Supplied material start

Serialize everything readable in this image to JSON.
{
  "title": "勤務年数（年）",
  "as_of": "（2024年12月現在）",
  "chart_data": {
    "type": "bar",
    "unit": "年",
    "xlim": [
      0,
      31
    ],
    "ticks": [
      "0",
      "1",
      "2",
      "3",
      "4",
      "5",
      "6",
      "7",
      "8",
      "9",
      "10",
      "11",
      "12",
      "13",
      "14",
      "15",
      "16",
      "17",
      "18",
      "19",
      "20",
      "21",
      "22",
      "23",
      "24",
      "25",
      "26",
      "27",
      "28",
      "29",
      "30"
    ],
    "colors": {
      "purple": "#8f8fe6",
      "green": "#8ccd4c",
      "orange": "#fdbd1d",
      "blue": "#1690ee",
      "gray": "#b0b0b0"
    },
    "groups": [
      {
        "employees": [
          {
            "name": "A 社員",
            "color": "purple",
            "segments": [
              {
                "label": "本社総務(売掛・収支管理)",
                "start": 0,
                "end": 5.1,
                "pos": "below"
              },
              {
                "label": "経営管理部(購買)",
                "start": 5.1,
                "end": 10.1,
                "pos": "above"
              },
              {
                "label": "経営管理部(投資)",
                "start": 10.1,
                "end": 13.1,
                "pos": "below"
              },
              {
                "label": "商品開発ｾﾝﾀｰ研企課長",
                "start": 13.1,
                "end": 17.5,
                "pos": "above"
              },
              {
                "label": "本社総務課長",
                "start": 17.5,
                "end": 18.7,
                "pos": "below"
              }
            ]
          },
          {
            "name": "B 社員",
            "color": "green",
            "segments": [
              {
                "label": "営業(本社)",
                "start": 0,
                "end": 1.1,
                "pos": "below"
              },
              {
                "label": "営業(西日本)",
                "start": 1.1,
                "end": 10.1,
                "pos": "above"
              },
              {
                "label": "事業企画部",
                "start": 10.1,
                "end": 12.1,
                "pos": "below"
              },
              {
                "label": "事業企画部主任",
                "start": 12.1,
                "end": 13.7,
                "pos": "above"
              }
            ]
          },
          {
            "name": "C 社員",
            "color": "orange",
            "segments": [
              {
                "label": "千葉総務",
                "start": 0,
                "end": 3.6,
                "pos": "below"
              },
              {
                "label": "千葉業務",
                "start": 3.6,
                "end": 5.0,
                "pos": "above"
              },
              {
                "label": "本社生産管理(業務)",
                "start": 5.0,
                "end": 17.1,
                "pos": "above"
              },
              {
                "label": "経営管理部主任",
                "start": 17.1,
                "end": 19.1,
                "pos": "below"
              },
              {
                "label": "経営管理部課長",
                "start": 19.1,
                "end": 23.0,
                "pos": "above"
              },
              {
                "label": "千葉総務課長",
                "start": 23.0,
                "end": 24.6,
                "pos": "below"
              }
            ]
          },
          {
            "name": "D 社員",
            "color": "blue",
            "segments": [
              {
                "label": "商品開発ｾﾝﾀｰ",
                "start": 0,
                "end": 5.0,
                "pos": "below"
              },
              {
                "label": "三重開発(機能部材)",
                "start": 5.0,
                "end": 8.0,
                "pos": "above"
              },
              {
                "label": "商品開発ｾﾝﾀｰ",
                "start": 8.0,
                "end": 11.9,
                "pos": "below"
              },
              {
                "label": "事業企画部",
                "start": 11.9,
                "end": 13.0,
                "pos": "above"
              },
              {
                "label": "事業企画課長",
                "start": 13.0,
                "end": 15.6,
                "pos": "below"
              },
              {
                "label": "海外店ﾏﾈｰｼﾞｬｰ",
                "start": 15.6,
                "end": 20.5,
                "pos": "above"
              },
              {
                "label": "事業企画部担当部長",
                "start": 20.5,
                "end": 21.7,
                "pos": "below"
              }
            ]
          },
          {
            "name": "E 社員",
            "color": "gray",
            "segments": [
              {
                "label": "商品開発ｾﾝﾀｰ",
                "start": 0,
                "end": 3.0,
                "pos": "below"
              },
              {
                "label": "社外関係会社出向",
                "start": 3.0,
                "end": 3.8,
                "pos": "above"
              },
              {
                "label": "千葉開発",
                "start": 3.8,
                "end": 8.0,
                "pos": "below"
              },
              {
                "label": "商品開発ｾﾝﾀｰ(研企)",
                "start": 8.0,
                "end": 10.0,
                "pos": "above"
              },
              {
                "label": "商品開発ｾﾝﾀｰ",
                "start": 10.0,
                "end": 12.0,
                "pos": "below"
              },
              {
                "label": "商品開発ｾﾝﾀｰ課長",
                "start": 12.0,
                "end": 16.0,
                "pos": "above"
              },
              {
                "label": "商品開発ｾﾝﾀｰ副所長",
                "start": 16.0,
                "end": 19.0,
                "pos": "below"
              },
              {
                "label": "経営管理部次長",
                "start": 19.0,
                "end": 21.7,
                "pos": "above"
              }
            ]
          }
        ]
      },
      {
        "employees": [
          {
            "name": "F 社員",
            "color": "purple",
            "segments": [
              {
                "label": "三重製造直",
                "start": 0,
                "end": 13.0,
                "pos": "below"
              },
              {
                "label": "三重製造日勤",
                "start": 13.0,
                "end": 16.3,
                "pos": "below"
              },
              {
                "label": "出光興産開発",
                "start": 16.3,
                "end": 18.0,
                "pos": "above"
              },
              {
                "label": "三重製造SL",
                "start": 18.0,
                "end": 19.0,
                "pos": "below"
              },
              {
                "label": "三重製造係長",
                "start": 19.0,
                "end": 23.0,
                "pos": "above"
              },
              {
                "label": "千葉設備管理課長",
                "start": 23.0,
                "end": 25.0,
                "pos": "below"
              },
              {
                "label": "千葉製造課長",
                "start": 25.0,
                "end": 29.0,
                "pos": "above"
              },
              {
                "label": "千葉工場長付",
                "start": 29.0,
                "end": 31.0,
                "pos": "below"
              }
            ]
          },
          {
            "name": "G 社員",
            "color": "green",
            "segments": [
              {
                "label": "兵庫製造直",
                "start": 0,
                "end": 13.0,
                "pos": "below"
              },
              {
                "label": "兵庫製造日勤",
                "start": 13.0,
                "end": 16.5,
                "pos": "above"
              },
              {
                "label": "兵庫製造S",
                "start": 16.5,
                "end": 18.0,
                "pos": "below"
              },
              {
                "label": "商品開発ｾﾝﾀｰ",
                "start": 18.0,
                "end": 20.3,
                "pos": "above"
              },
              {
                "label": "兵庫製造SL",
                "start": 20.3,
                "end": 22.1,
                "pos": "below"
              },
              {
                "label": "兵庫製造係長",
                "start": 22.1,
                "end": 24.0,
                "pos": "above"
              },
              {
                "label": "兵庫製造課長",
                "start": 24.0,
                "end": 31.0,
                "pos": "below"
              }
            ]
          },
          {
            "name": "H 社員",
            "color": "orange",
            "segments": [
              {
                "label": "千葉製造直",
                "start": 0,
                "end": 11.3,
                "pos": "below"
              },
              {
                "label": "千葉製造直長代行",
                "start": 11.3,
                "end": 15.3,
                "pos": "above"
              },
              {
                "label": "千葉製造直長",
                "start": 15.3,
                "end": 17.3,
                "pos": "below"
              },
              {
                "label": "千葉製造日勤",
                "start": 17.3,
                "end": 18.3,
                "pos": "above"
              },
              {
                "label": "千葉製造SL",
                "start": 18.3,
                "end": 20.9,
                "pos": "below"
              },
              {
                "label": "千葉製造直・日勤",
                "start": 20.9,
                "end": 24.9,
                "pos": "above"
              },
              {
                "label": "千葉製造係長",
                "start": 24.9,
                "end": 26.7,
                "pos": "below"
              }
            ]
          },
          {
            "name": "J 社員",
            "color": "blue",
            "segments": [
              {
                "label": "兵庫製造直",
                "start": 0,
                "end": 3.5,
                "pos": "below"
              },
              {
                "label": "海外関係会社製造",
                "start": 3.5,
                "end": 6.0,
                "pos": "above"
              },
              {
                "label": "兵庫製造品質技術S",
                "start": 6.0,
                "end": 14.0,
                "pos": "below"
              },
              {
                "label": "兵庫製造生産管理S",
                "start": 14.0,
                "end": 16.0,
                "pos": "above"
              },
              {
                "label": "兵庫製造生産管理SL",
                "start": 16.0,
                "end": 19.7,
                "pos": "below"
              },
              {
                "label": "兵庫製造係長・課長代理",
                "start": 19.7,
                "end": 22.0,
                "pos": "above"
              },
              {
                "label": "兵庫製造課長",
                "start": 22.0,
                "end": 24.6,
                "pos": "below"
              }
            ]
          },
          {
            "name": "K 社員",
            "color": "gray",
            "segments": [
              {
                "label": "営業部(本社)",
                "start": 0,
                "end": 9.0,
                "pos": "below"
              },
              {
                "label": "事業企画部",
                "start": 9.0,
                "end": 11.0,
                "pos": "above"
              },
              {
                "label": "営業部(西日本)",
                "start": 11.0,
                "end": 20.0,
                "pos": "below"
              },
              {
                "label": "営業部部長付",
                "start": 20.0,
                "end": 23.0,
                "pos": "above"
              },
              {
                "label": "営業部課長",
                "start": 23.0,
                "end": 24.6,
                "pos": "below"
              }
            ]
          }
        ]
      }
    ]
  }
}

Supplied material end

*Exercise prompt*. In the records above, find each line with the word "name" and copy it.

*Written response*.
            "name": "A 社員",
            "name": "B 社員",
            "name": "C 社員",
            "name": "D 社員",
            "name": "E 社員",
            "name": "F 社員",
            "name": "G 社員",
            "name": "H 社員",
            "name": "J 社員",
            "name": "K 社員",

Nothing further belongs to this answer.